╔══

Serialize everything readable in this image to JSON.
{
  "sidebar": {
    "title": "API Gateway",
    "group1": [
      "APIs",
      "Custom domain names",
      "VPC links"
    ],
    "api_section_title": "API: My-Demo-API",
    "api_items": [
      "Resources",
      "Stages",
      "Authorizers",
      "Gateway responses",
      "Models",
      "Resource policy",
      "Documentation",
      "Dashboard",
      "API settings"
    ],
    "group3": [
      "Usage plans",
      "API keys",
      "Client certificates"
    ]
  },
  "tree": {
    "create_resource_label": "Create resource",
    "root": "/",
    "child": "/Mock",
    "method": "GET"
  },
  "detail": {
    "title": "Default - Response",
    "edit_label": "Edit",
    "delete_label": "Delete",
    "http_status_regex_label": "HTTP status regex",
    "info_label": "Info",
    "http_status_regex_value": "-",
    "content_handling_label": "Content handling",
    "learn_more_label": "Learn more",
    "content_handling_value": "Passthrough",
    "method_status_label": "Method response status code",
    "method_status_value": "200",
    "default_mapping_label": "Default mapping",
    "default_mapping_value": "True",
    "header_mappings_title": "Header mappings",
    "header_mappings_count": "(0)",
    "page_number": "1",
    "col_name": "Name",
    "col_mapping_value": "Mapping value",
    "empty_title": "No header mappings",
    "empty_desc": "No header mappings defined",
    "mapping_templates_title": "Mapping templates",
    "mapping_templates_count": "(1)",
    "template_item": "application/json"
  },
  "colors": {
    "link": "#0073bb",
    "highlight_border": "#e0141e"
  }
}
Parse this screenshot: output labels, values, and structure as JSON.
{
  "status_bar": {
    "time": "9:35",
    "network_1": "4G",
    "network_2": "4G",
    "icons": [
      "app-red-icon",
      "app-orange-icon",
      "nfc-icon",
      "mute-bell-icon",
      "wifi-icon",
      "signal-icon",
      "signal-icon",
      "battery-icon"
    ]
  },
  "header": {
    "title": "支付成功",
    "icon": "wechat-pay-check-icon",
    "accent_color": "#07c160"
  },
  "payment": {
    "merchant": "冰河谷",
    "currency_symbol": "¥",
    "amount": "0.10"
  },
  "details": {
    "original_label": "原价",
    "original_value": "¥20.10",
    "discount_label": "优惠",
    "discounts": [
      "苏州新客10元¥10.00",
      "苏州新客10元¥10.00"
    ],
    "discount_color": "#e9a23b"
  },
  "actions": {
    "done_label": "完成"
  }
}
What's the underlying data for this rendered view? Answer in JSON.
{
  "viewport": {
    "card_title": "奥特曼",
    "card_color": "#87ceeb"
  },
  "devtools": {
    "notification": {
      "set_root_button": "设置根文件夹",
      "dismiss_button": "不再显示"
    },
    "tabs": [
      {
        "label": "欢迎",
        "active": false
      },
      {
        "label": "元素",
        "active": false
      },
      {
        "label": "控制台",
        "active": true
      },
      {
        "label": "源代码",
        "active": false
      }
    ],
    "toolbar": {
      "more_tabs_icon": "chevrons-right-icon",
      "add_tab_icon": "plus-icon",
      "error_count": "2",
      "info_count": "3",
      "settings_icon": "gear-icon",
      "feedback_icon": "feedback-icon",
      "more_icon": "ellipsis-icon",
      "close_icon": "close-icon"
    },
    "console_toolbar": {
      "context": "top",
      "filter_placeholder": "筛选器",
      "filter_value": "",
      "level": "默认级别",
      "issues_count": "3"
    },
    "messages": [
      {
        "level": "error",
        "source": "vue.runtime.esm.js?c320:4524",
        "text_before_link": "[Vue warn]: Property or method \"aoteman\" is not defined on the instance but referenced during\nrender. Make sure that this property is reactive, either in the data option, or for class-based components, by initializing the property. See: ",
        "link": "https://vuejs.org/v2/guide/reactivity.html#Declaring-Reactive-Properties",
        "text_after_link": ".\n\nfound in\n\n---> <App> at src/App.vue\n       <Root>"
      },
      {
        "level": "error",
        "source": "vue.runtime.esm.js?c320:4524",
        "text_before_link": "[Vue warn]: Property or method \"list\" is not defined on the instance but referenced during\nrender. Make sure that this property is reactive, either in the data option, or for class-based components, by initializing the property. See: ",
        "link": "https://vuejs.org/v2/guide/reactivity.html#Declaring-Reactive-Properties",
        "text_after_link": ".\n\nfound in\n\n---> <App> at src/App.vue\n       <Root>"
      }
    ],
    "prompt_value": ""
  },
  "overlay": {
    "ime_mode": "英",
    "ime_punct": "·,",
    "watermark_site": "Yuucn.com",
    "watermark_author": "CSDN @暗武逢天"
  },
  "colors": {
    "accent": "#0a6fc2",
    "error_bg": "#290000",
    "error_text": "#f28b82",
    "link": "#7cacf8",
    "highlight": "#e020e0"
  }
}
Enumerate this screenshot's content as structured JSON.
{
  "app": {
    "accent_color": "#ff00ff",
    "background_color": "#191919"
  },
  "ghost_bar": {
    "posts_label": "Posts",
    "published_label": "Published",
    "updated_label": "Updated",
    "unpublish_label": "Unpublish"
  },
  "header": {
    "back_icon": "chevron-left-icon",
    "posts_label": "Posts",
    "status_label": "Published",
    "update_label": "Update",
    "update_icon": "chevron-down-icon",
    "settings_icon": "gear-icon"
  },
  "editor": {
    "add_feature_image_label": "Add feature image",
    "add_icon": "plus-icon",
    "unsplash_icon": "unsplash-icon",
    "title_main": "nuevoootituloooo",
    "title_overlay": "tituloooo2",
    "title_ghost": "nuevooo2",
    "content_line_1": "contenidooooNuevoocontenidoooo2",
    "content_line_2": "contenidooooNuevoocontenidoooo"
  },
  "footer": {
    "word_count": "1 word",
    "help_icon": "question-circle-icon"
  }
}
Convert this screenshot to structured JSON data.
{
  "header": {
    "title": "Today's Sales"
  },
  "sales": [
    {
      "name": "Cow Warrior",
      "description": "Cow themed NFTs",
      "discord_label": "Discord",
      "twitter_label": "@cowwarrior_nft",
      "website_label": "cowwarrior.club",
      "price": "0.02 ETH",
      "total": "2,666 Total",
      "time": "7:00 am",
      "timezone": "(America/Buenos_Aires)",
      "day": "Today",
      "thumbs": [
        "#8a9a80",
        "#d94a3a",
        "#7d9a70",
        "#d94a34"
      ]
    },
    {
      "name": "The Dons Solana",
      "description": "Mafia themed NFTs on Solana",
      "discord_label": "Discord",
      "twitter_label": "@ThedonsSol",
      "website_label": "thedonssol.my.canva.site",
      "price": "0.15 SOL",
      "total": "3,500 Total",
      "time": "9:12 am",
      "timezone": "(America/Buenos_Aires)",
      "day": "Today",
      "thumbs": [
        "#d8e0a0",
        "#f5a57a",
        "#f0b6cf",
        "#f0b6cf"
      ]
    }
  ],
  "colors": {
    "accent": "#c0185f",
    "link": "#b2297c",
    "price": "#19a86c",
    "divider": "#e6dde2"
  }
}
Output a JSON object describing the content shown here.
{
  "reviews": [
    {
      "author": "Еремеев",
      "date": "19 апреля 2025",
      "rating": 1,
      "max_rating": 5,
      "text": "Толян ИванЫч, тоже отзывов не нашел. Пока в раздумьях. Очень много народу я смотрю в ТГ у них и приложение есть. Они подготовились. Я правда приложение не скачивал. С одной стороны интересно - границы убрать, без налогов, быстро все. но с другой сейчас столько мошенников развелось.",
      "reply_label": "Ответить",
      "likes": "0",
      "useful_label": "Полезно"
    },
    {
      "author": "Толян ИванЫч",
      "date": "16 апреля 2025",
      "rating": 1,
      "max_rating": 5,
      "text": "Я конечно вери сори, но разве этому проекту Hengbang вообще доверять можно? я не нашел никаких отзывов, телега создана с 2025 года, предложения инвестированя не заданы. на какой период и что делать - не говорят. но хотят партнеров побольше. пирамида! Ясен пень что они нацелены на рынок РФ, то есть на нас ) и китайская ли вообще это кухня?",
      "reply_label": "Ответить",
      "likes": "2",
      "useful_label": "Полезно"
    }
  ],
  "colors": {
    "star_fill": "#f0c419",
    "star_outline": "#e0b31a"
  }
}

╚══

● **DIRECTIVE**
Search the entries for the word "price", then gather every line that has it.

● **TASK OUTPUT**
      "price": "0.02 ETH",
      "price": "0.15 SOL",
    "price": "#19a86c",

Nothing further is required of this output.